== TASK REQUIREMENTS ==
Keep only the lines where "ответ" appears.

== MATERIAL FOR THIS TASK ==
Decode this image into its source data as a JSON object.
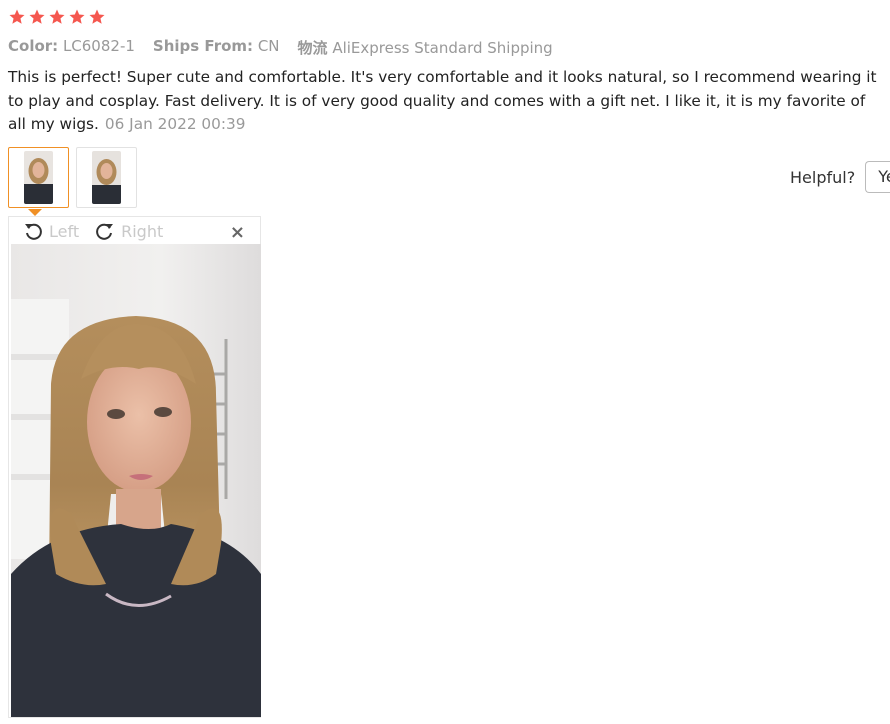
{
  "rating": {
    "stars": 5,
    "color": "#f5574f"
  },
  "meta": {
    "color_label": "Color:",
    "color_value": "LC6082-1",
    "ships_label": "Ships From:",
    "ships_value": "CN",
    "logistics_label": "物流",
    "logistics_value": "AliExpress Standard Shipping"
  },
  "review": {
    "text": "This is perfect! Super cute and comfortable. It's very comfortable and it looks natural, so I recommend wearing it to play and cosplay. Fast delivery. It is of very good quality and comes with a gift net. I like it, it is my favorite of all my wigs.",
    "date": "06 Jan 2022 00:39"
  },
  "helpful": {
    "label": "Helpful?",
    "yes_label": "Yes"
  },
  "viewer": {
    "rotate_left": "Left",
    "rotate_right": "Right",
    "close": "×"
  },
  "colors": {
    "accent": "#f09025",
    "muted": "#999999"
  }
}
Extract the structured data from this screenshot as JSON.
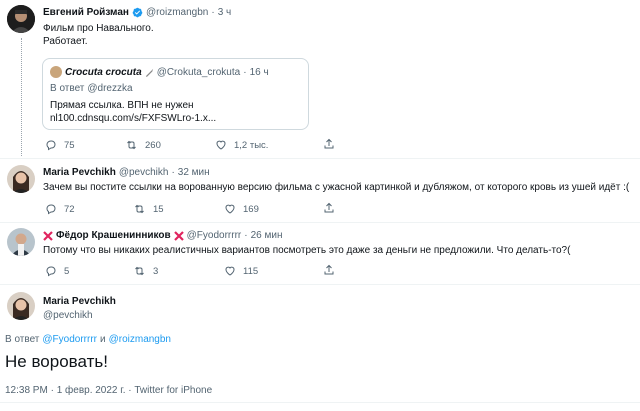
{
  "tweet1": {
    "name": "Евгений Ройзман",
    "handle": "@roizmangbn",
    "dot": "·",
    "time": "3 ч",
    "lines": [
      "Фильм про Навального.",
      "Работает."
    ],
    "quote": {
      "name": "Crocuta crocuta",
      "handle": "@Crokuta_crokuta",
      "dot": "·",
      "time": "16 ч",
      "reply_prefix": "В ответ",
      "reply_to": "@drezzka",
      "lines": [
        "Прямая ссылка. ВПН не нужен",
        "nl100.cdnsqu.com/s/FXFSWLro-1.x..."
      ]
    },
    "actions": {
      "replies": "75",
      "retweets": "260",
      "likes": "1,2 тыс."
    }
  },
  "tweet2": {
    "name": "Maria Pevchikh",
    "handle": "@pevchikh",
    "dot": "·",
    "time": "32 мин",
    "text": "Зачем вы постите ссылки на ворованную версию фильма с ужасной картинкой и дубляжом, от которого кровь из ушей идёт :(",
    "actions": {
      "replies": "72",
      "retweets": "15",
      "likes": "169"
    }
  },
  "tweet3": {
    "name": "Фёдор Крашенинников",
    "handle": "@Fyodorrrrr",
    "dot": "·",
    "time": "26 мин",
    "text": "Потому что вы никаких реалистичных вариантов посмотреть это даже за деньги не предложили. Что делать-то?(",
    "actions": {
      "replies": "5",
      "retweets": "3",
      "likes": "115"
    }
  },
  "main": {
    "name": "Maria Pevchikh",
    "handle": "@pevchikh",
    "reply_prefix": "В ответ",
    "reply_to_1": "@Fyodorrrrr",
    "reply_and": "и",
    "reply_to_2": "@roizmangbn",
    "text": "Не воровать!",
    "meta": "12:38 PM · 1 февр. 2022 г. · Twitter for iPhone"
  },
  "colors": {
    "accent": "#1d9bf0",
    "muted": "#536471",
    "verified": "#1d9bf0",
    "flag_red": "#e0245e"
  }
}
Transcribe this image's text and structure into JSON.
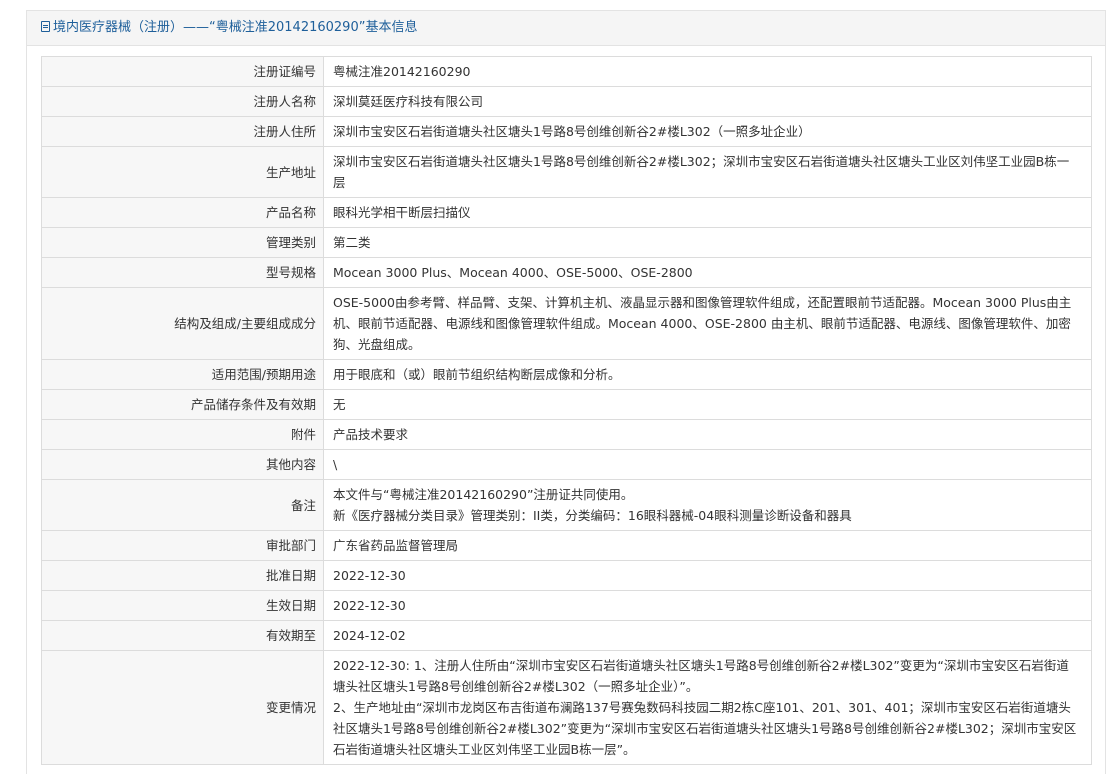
{
  "header": {
    "title": "境内医疗器械（注册）——“粤械注准20142160290”基本信息"
  },
  "rows": [
    {
      "label": "注册证编号",
      "lines": [
        "粤械注准20142160290"
      ]
    },
    {
      "label": "注册人名称",
      "lines": [
        "深圳莫廷医疗科技有限公司"
      ]
    },
    {
      "label": "注册人住所",
      "lines": [
        "深圳市宝安区石岩街道塘头社区塘头1号路8号创维创新谷2#楼L302（一照多址企业）"
      ]
    },
    {
      "label": "生产地址",
      "lines": [
        "深圳市宝安区石岩街道塘头社区塘头1号路8号创维创新谷2#楼L302；深圳市宝安区石岩街道塘头社区塘头工业区刘伟坚工业园B栋一层"
      ]
    },
    {
      "label": "产品名称",
      "lines": [
        "眼科光学相干断层扫描仪"
      ]
    },
    {
      "label": "管理类别",
      "lines": [
        "第二类"
      ]
    },
    {
      "label": "型号规格",
      "lines": [
        "Mocean 3000 Plus、Mocean 4000、OSE-5000、OSE-2800"
      ]
    },
    {
      "label": "结构及组成/主要组成成分",
      "lines": [
        "OSE-5000由参考臂、样品臂、支架、计算机主机、液晶显示器和图像管理软件组成，还配置眼前节适配器。Mocean 3000 Plus由主机、眼前节适配器、电源线和图像管理软件组成。Mocean 4000、OSE-2800 由主机、眼前节适配器、电源线、图像管理软件、加密狗、光盘组成。"
      ]
    },
    {
      "label": "适用范围/预期用途",
      "lines": [
        "用于眼底和（或）眼前节组织结构断层成像和分析。"
      ]
    },
    {
      "label": "产品储存条件及有效期",
      "lines": [
        "无"
      ]
    },
    {
      "label": "附件",
      "lines": [
        "产品技术要求"
      ]
    },
    {
      "label": "其他内容",
      "lines": [
        "\\"
      ]
    },
    {
      "label": "备注",
      "lines": [
        "本文件与“粤械注准20142160290”注册证共同使用。",
        "新《医疗器械分类目录》管理类别：II类，分类编码：16眼科器械-04眼科测量诊断设备和器具"
      ]
    },
    {
      "label": "审批部门",
      "lines": [
        "广东省药品监督管理局"
      ]
    },
    {
      "label": "批准日期",
      "lines": [
        "2022-12-30"
      ]
    },
    {
      "label": "生效日期",
      "lines": [
        "2022-12-30"
      ]
    },
    {
      "label": "有效期至",
      "lines": [
        "2024-12-02"
      ]
    },
    {
      "label": "变更情况",
      "lines": [
        "2022-12-30: 1、注册人住所由“深圳市宝安区石岩街道塘头社区塘头1号路8号创维创新谷2#楼L302”变更为“深圳市宝安区石岩街道塘头社区塘头1号路8号创维创新谷2#楼L302（一照多址企业）”。",
        "2、生产地址由“深圳市龙岗区布吉街道布澜路137号赛兔数码科技园二期2栋C座101、201、301、401；深圳市宝安区石岩街道塘头社区塘头1号路8号创维创新谷2#楼L302”变更为“深圳市宝安区石岩街道塘头社区塘头1号路8号创维创新谷2#楼L302；深圳市宝安区石岩街道塘头社区塘头工业区刘伟坚工业园B栋一层”。"
      ]
    }
  ]
}
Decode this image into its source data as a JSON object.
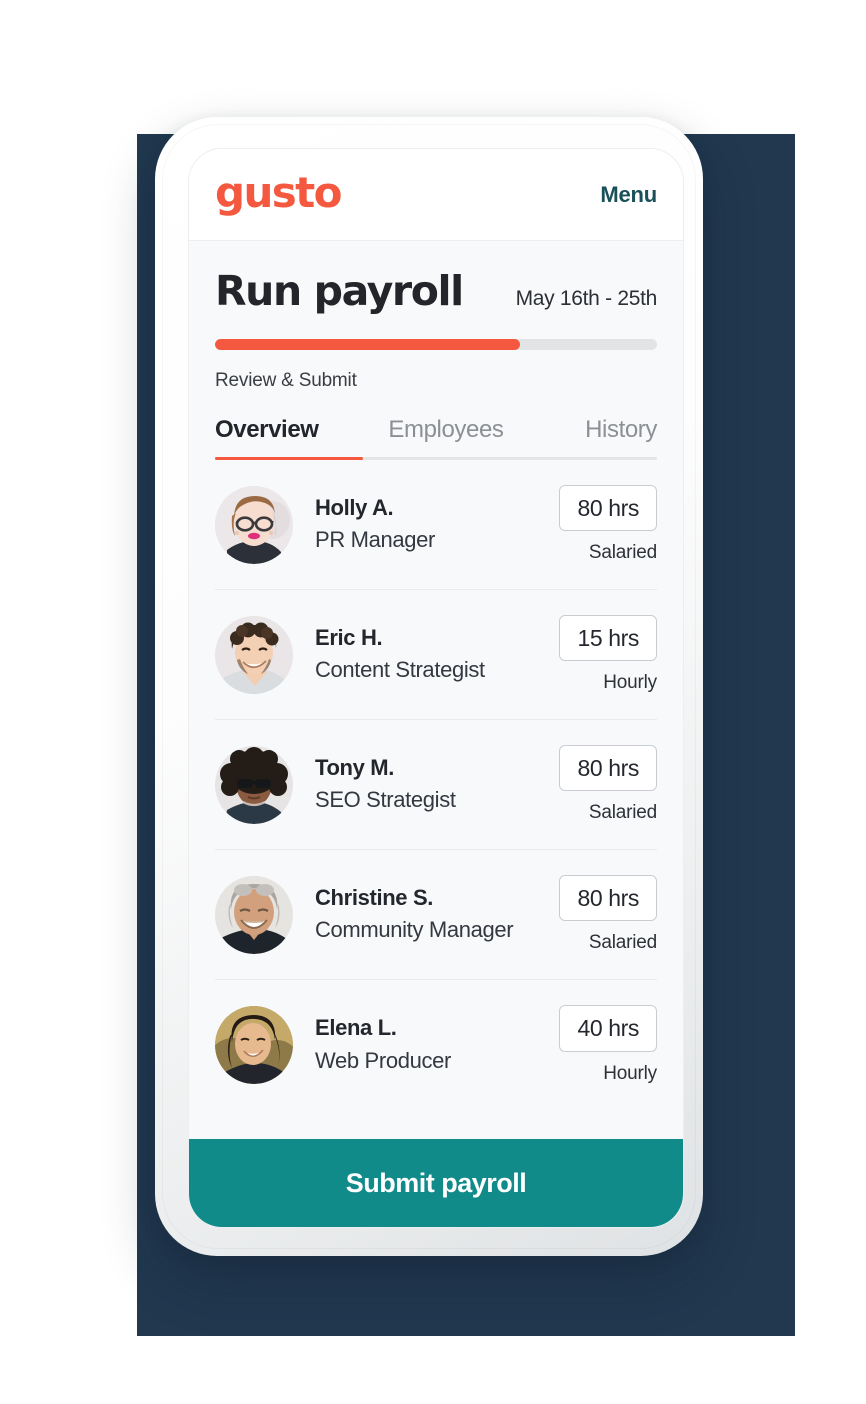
{
  "app": {
    "logo_text": "gusto",
    "menu_label": "Menu",
    "brand_coral": "#F4593F",
    "brand_teal": "#118A8A",
    "menu_teal": "#1A5059",
    "backdrop_navy": "#21384F"
  },
  "header": {
    "title": "Run payroll",
    "date_range": "May 16th - 25th",
    "progress_percent": 69,
    "progress_label": "Review & Submit"
  },
  "tabs": [
    {
      "label": "Overview",
      "active": true
    },
    {
      "label": "Employees",
      "active": false
    },
    {
      "label": "History",
      "active": false
    }
  ],
  "employees": [
    {
      "name": "Holly A.",
      "role": "PR Manager",
      "hours": "80 hrs",
      "pay_type": "Salaried",
      "avatar": "avatar-holly"
    },
    {
      "name": "Eric H.",
      "role": "Content Strategist",
      "hours": "15 hrs",
      "pay_type": "Hourly",
      "avatar": "avatar-eric"
    },
    {
      "name": "Tony M.",
      "role": "SEO Strategist",
      "hours": "80 hrs",
      "pay_type": "Salaried",
      "avatar": "avatar-tony"
    },
    {
      "name": "Christine S.",
      "role": "Community Manager",
      "hours": "80 hrs",
      "pay_type": "Salaried",
      "avatar": "avatar-christine"
    },
    {
      "name": "Elena L.",
      "role": "Web Producer",
      "hours": "40 hrs",
      "pay_type": "Hourly",
      "avatar": "avatar-elena"
    }
  ],
  "footer": {
    "submit_label": "Submit payroll"
  }
}
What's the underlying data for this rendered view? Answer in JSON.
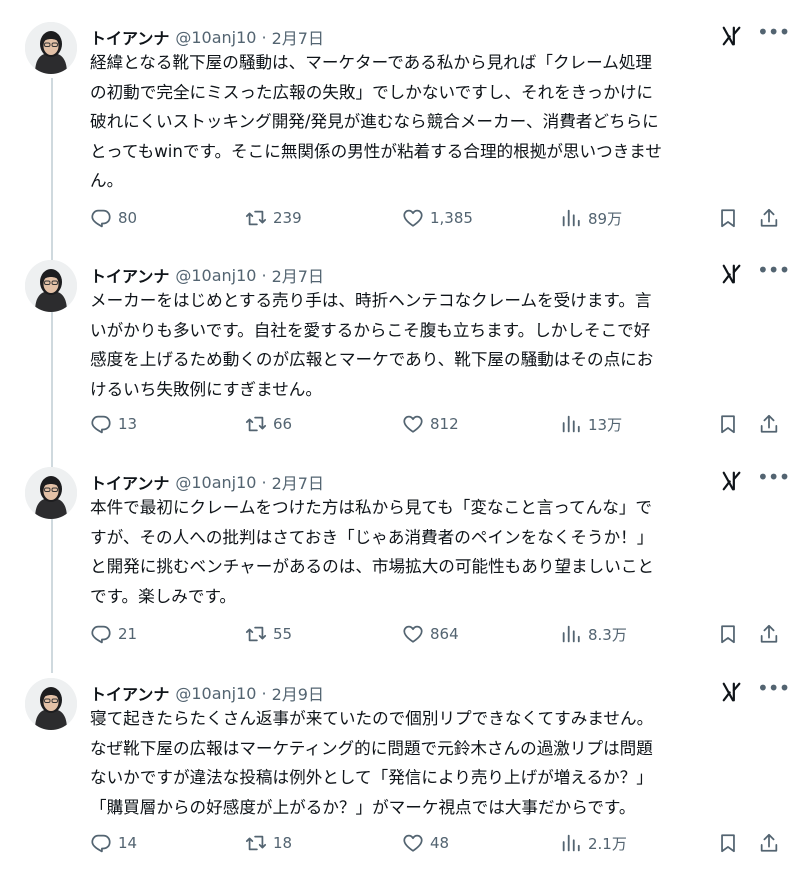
{
  "tweets": [
    {
      "author": "トイアンナ",
      "handle": "@10anj10",
      "separator": "·",
      "date": "2月7日",
      "text": "経緯となる靴下屋の騒動は、マーケターである私から見れば「クレーム処理\nの初動で完全にミスった広報の失敗」でしかないですし、それをきっかけに\n破れにくいストッキング開発/発見が進むなら競合メーカー、消費者どちらに\nとってもwinです。そこに無関係の男性が粘着する合理的根拠が思いつきませ\nん。",
      "replies": "80",
      "retweets": "239",
      "likes": "1,385",
      "views": "89万"
    },
    {
      "author": "トイアンナ",
      "handle": "@10anj10",
      "separator": "·",
      "date": "2月7日",
      "text": "メーカーをはじめとする売り手は、時折ヘンテコなクレームを受けます。言\nいがかりも多いです。自社を愛するからこそ腹も立ちます。しかしそこで好\n感度を上げるため動くのが広報とマーケであり、靴下屋の騒動はその点にお\nけるいち失敗例にすぎません。",
      "replies": "13",
      "retweets": "66",
      "likes": "812",
      "views": "13万"
    },
    {
      "author": "トイアンナ",
      "handle": "@10anj10",
      "separator": "·",
      "date": "2月7日",
      "text": "本件で最初にクレームをつけた方は私から見ても「変なこと言ってんな」で\nすが、その人への批判はさておき「じゃあ消費者のペインをなくそうか！」\nと開発に挑むベンチャーがあるのは、市場拡大の可能性もあり望ましいこと\nです。楽しみです。",
      "replies": "21",
      "retweets": "55",
      "likes": "864",
      "views": "8.3万"
    },
    {
      "author": "トイアンナ",
      "handle": "@10anj10",
      "separator": "·",
      "date": "2月9日",
      "text": "寝て起きたらたくさん返事が来ていたので個別リプできなくてすみません。\nなぜ靴下屋の広報はマーケティング的に問題で元鈴木さんの過激リプは問題\nないかですが違法な投稿は例外として「発信により売り上げが増えるか？」\n「購買層からの好感度が上がるか？」がマーケ視点では大事だからです。",
      "replies": "14",
      "retweets": "18",
      "likes": "48",
      "views": "2.1万"
    }
  ],
  "icons": {
    "reply": "reply-icon",
    "retweet": "retweet-icon",
    "like": "heart-icon",
    "views": "views-icon",
    "bookmark": "bookmark-icon",
    "share": "share-icon",
    "grok": "grok-icon",
    "more": "more-icon"
  },
  "colors": {
    "text": "#0f1419",
    "secondary": "#536471",
    "thread_line": "#cfd9de",
    "background": "#ffffff"
  }
}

== ANSWER TO THIS EXERCISE ==
      "reply_prefix": "В ответ",
    "reply_prefix": "В ответ",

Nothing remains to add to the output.